Can you return every line of the records below unchanged, character for character?

[start of Entries supplied]

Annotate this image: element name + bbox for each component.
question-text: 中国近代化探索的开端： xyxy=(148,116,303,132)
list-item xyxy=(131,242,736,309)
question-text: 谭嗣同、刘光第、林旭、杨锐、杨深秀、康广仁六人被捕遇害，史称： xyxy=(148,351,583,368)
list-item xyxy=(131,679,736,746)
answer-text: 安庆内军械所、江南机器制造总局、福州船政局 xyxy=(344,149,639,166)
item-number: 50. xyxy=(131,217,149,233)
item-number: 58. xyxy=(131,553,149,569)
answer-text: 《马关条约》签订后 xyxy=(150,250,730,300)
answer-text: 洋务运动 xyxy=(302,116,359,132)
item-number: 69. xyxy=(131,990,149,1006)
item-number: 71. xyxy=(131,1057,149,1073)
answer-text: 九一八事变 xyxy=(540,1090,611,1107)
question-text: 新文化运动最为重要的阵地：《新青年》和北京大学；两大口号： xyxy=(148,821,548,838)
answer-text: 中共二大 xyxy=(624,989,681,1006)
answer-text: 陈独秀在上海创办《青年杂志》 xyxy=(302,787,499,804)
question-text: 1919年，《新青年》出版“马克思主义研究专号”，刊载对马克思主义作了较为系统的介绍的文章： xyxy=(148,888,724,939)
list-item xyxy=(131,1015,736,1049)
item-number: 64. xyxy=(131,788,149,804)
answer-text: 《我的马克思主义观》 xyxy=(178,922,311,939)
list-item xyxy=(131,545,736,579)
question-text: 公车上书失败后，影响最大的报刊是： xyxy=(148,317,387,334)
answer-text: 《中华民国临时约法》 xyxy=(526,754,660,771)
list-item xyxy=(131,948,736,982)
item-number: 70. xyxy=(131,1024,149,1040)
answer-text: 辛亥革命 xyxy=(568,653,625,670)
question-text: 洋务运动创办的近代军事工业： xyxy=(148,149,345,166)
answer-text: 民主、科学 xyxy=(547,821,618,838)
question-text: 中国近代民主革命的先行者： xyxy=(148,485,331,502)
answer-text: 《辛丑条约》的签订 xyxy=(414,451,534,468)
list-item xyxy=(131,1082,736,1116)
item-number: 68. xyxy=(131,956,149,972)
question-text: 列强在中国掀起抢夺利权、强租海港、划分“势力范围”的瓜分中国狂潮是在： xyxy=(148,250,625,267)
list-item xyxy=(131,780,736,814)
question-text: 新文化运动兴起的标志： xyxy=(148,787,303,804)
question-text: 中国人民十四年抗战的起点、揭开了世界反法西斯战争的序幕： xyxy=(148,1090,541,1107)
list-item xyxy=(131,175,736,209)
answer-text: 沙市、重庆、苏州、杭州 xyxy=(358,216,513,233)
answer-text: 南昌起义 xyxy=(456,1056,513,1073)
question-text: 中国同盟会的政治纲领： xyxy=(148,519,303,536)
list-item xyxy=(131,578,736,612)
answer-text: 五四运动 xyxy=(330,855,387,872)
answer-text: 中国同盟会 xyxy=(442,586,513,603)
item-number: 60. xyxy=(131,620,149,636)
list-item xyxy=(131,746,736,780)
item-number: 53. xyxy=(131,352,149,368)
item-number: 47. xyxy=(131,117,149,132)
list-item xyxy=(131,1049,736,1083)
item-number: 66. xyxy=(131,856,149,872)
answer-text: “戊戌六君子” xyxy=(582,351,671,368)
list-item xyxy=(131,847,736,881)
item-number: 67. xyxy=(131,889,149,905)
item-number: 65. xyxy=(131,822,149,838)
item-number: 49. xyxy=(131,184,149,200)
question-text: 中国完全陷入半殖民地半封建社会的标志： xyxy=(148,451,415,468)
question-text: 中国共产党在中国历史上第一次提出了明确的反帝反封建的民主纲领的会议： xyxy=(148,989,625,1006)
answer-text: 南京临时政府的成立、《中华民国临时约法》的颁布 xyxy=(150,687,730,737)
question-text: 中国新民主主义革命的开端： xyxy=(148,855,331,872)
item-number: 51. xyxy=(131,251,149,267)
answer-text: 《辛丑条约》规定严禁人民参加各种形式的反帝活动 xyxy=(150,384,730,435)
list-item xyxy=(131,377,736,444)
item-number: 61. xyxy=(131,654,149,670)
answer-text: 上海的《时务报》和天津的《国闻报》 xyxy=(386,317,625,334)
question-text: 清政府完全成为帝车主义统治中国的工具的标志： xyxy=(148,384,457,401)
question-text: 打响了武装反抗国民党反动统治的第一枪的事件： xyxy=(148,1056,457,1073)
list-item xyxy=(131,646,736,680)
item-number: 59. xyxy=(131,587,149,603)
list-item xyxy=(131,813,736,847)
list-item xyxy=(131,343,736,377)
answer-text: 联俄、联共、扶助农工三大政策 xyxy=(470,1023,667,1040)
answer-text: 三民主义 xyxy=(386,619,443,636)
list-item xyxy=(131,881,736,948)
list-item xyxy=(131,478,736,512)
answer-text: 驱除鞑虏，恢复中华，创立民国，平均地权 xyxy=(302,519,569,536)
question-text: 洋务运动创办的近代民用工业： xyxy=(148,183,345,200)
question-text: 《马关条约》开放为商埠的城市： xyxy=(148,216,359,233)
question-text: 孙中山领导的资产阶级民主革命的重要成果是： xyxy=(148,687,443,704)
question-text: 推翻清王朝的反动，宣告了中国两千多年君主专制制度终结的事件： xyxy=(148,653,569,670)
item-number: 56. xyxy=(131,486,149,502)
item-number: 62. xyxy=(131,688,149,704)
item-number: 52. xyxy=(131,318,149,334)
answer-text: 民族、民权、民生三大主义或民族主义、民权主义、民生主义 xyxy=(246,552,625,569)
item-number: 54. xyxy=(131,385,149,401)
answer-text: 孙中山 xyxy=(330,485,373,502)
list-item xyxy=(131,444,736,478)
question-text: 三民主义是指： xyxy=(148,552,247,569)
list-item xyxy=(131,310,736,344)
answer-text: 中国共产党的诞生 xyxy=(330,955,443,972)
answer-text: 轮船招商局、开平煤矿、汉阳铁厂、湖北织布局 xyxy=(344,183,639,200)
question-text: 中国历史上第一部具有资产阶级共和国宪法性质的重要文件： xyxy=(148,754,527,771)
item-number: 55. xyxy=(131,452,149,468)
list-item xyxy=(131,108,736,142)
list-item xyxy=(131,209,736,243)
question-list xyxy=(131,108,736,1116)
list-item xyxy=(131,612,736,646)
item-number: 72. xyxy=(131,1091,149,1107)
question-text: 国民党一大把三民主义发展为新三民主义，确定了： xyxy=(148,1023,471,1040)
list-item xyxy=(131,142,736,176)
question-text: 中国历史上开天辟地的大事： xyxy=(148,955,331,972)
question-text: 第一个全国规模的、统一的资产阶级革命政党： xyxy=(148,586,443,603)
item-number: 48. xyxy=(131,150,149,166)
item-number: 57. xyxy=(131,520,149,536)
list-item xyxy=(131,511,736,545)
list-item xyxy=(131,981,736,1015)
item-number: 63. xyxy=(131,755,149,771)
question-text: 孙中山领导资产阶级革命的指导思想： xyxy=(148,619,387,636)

[end of Entries supplied]

Exercise output –
Annotate this image: element name + bbox for each component.
question-text: 中国近代化探索的开端： xyxy=(148,116,303,132)
list-item xyxy=(131,242,736,309)
question-text: 谭嗣同、刘光第、林旭、杨锐、杨深秀、康广仁六人被捕遇害，史称： xyxy=(148,351,583,368)
list-item xyxy=(131,679,736,746)
answer-text: 安庆内军械所、江南机器制造总局、福州船政局 xyxy=(344,149,639,166)
item-number: 50. xyxy=(131,217,149,233)
item-number: 58. xyxy=(131,553,149,569)
answer-text: 《马关条约》签订后 xyxy=(150,250,730,300)
answer-text: 洋务运动 xyxy=(302,116,359,132)
item-number: 69. xyxy=(131,990,149,1006)
item-number: 71. xyxy=(131,1057,149,1073)
answer-text: 九一八事变 xyxy=(540,1090,611,1107)
question-text: 新文化运动最为重要的阵地：《新青年》和北京大学；两大口号： xyxy=(148,821,548,838)
answer-text: 中共二大 xyxy=(624,989,681,1006)
answer-text: 陈独秀在上海创办《青年杂志》 xyxy=(302,787,499,804)
question-text: 1919年，《新青年》出版“马克思主义研究专号”，刊载对马克思主义作了较为系统的介绍的文章： xyxy=(148,888,724,939)
list-item xyxy=(131,1015,736,1049)
item-number: 64. xyxy=(131,788,149,804)
answer-text: 《我的马克思主义观》 xyxy=(178,922,311,939)
list-item xyxy=(131,545,736,579)
question-text: 公车上书失败后，影响最大的报刊是： xyxy=(148,317,387,334)
answer-text: 《中华民国临时约法》 xyxy=(526,754,660,771)
list-item xyxy=(131,948,736,982)
item-number: 70. xyxy=(131,1024,149,1040)
answer-text: 辛亥革命 xyxy=(568,653,625,670)
question-text: 洋务运动创办的近代军事工业： xyxy=(148,149,345,166)
answer-text: 民主、科学 xyxy=(547,821,618,838)
question-text: 中国近代民主革命的先行者： xyxy=(148,485,331,502)
answer-text: 《辛丑条约》的签订 xyxy=(414,451,534,468)
list-item xyxy=(131,1082,736,1116)
item-number: 68. xyxy=(131,956,149,972)
question-text: 列强在中国掀起抢夺利权、强租海港、划分“势力范围”的瓜分中国狂潮是在： xyxy=(148,250,625,267)
list-item xyxy=(131,780,736,814)
question-text: 新文化运动兴起的标志： xyxy=(148,787,303,804)
question-text: 中国人民十四年抗战的起点、揭开了世界反法西斯战争的序幕： xyxy=(148,1090,541,1107)
list-item xyxy=(131,175,736,209)
answer-text: 沙市、重庆、苏州、杭州 xyxy=(358,216,513,233)
answer-text: 南昌起义 xyxy=(456,1056,513,1073)
question-text: 中国同盟会的政治纲领： xyxy=(148,519,303,536)
list-item xyxy=(131,578,736,612)
answer-text: 五四运动 xyxy=(330,855,387,872)
answer-text: 中国同盟会 xyxy=(442,586,513,603)
item-number: 60. xyxy=(131,620,149,636)
list-item xyxy=(131,746,736,780)
item-number: 53. xyxy=(131,352,149,368)
item-number: 47. xyxy=(131,117,149,132)
list-item xyxy=(131,1049,736,1083)
item-number: 66. xyxy=(131,856,149,872)
answer-text: “戊戌六君子” xyxy=(582,351,671,368)
list-item xyxy=(131,847,736,881)
item-number: 67. xyxy=(131,889,149,905)
item-number: 65. xyxy=(131,822,149,838)
item-number: 49. xyxy=(131,184,149,200)
question-text: 中国完全陷入半殖民地半封建社会的标志： xyxy=(148,451,415,468)
question-text: 中国共产党在中国历史上第一次提出了明确的反帝反封建的民主纲领的会议： xyxy=(148,989,625,1006)
answer-text: 南京临时政府的成立、《中华民国临时约法》的颁布 xyxy=(150,687,730,737)
question-text: 中国新民主主义革命的开端： xyxy=(148,855,331,872)
item-number: 51. xyxy=(131,251,149,267)
answer-text: 《辛丑条约》规定严禁人民参加各种形式的反帝活动 xyxy=(150,384,730,435)
list-item xyxy=(131,377,736,444)
item-number: 61. xyxy=(131,654,149,670)
answer-text: 上海的《时务报》和天津的《国闻报》 xyxy=(386,317,625,334)
question-text: 清政府完全成为帝车主义统治中国的工具的标志： xyxy=(148,384,457,401)
question-text: 打响了武装反抗国民党反动统治的第一枪的事件： xyxy=(148,1056,457,1073)
list-item xyxy=(131,646,736,680)
item-number: 59. xyxy=(131,587,149,603)
list-item xyxy=(131,813,736,847)
list-item xyxy=(131,343,736,377)
answer-text: 联俄、联共、扶助农工三大政策 xyxy=(470,1023,667,1040)
answer-text: 三民主义 xyxy=(386,619,443,636)
list-item xyxy=(131,881,736,948)
list-item xyxy=(131,478,736,512)
answer-text: 驱除鞑虏，恢复中华，创立民国，平均地权 xyxy=(302,519,569,536)
question-text: 洋务运动创办的近代民用工业： xyxy=(148,183,345,200)
question-text: 《马关条约》开放为商埠的城市： xyxy=(148,216,359,233)
question-text: 孙中山领导的资产阶级民主革命的重要成果是： xyxy=(148,687,443,704)
question-text: 推翻清王朝的反动，宣告了中国两千多年君主专制制度终结的事件： xyxy=(148,653,569,670)
item-number: 56. xyxy=(131,486,149,502)
item-number: 62. xyxy=(131,688,149,704)
item-number: 52. xyxy=(131,318,149,334)
answer-text: 民族、民权、民生三大主义或民族主义、民权主义、民生主义 xyxy=(246,552,625,569)
item-number: 54. xyxy=(131,385,149,401)
answer-text: 孙中山 xyxy=(330,485,373,502)
list-item xyxy=(131,444,736,478)
question-text: 三民主义是指： xyxy=(148,552,247,569)
list-item xyxy=(131,310,736,344)
answer-text: 中国共产党的诞生 xyxy=(330,955,443,972)
answer-text: 轮船招商局、开平煤矿、汉阳铁厂、湖北织布局 xyxy=(344,183,639,200)
question-text: 中国历史上第一部具有资产阶级共和国宪法性质的重要文件： xyxy=(148,754,527,771)
item-number: 55. xyxy=(131,452,149,468)
list-item xyxy=(131,108,736,142)
list-item xyxy=(131,209,736,243)
question-list xyxy=(131,108,736,1116)
list-item xyxy=(131,612,736,646)
item-number: 72. xyxy=(131,1091,149,1107)
question-text: 国民党一大把三民主义发展为新三民主义，确定了： xyxy=(148,1023,471,1040)
list-item xyxy=(131,142,736,176)
question-text: 中国历史上开天辟地的大事： xyxy=(148,955,331,972)
question-text: 第一个全国规模的、统一的资产阶级革命政党： xyxy=(148,586,443,603)
item-number: 48. xyxy=(131,150,149,166)
item-number: 57. xyxy=(131,520,149,536)
list-item xyxy=(131,511,736,545)
list-item xyxy=(131,981,736,1015)
item-number: 63. xyxy=(131,755,149,771)
question-text: 孙中山领导资产阶级革命的指导思想： xyxy=(148,619,387,636)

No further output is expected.